**THE TASK:** Sort through the data and copy the lines holding the word "querela".

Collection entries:
********
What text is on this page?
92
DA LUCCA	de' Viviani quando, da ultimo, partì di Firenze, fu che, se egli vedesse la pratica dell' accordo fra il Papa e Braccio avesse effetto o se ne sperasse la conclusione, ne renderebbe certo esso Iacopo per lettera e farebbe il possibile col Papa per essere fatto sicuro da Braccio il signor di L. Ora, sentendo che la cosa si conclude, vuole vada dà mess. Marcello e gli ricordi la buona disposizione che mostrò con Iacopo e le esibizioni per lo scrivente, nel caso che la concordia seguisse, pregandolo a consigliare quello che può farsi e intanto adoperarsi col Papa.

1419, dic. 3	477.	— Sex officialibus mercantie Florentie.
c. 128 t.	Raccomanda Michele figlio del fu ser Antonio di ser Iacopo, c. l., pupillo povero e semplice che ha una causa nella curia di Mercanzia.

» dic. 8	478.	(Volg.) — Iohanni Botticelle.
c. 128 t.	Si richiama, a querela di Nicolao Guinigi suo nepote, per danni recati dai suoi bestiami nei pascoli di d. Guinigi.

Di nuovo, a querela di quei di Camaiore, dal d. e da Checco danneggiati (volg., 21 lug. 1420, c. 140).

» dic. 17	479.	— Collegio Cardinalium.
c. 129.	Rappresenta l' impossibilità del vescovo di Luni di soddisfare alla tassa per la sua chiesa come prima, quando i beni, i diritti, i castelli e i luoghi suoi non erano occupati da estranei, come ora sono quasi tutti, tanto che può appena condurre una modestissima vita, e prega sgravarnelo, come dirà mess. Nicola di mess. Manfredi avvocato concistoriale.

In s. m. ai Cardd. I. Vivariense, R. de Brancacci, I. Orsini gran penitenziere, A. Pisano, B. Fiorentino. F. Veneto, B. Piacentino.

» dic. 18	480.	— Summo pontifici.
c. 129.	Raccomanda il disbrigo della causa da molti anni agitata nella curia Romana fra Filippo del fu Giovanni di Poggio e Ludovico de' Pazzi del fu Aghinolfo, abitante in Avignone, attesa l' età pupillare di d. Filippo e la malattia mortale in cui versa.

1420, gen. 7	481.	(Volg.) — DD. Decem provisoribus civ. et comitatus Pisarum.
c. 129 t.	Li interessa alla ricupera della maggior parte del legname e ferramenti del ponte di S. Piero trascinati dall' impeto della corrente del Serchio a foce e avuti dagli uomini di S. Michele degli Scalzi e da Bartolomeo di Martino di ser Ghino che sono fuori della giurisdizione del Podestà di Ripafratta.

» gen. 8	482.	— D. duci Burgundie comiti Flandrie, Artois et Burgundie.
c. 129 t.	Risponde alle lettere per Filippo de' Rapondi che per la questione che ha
********
**EXERCISE RESPONSE:**
c. 128 t.	Si richiama, a querela di Nicolao Guinigi suo nepote, per danni recati dai suoi bestiami nei pascoli di d. Guinigi.
Di nuovo, a querela di quei di Camaiore, dal d. e da Checco danneggiati (volg., 21 lug. 1420, c. 140).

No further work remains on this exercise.